Could you reproduce the passage of the Resolution 1589 article word for word, starting at "Security Council composition" and ending at "24 March 2006."?

> DOCUMENT EXTRACT
┏━━
Security Council composition
- Permanent members: China; France; Russia; United Kingdom; United States;
- Non-permanent members: Algeria; Argentina; Benin; Brazil; Denmark; Greece; Japan; Philippines; Romania; Tanzania;

= United Nations Security Council Resolution 1589 =

United Nations Security Council resolution 1589, adopted unanimously on 24 March 2005, after reaffirming all resolutions on the situation in Afghanistan, particularly Resolution 1536 (2004), the council extended the mandate of the United Nations Assistance Mission in Afghanistan (UNAMA) for an additional period of twelve months until 24 March 2006.

==Resolution==
===Observations===
The security council reaffirmed its commitment to the sovereignty, territorial integrity, independence and unity of Afghanistan and welcomed the holding of a presidential election in October 2004. It stressed the need to tackle challenges in the country, including narcotics, terrorism, the lack of security, reform and development, human rights, nationwide disarmament programmes and illegal armed groups. The council also reaffirmed its support for the 2001 Bonn Agreement, Berlin Declaration and Kabul Declaration on Good-Neighborly Relations.
┗━━
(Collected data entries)
┏━━
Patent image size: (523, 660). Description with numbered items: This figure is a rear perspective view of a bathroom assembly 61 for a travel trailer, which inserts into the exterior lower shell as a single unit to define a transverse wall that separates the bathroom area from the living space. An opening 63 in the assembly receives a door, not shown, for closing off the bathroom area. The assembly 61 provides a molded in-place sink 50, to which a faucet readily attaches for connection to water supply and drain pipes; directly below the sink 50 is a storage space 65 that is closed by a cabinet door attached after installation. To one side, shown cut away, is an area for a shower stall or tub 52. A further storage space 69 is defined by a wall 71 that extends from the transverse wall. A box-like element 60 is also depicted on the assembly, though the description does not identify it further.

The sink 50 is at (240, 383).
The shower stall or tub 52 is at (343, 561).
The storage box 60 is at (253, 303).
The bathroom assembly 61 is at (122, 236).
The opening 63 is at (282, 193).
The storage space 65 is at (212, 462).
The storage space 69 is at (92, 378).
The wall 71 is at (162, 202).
┗━━
> SOLUTION FOR THIS EXERCISE
Security Council composition
- Permanent members: China; France; Russia; United Kingdom; United States;
- Non-permanent members: Algeria; Argentina; Benin; Brazil; Denmark; Greece; Japan; Philippines; Romania; Tanzania;

= United Nations Security Council Resolution 1589 =

United Nations Security Council resolution 1589, adopted unanimously on 24 March 2005, after reaffirming all resolutions on the situation in Afghanistan, particularly Resolution 1536 (2004), the council extended the mandate of the United Nations Assistance Mission in Afghanistan (UNAMA) for an additional period of twelve months until 24 March 2006.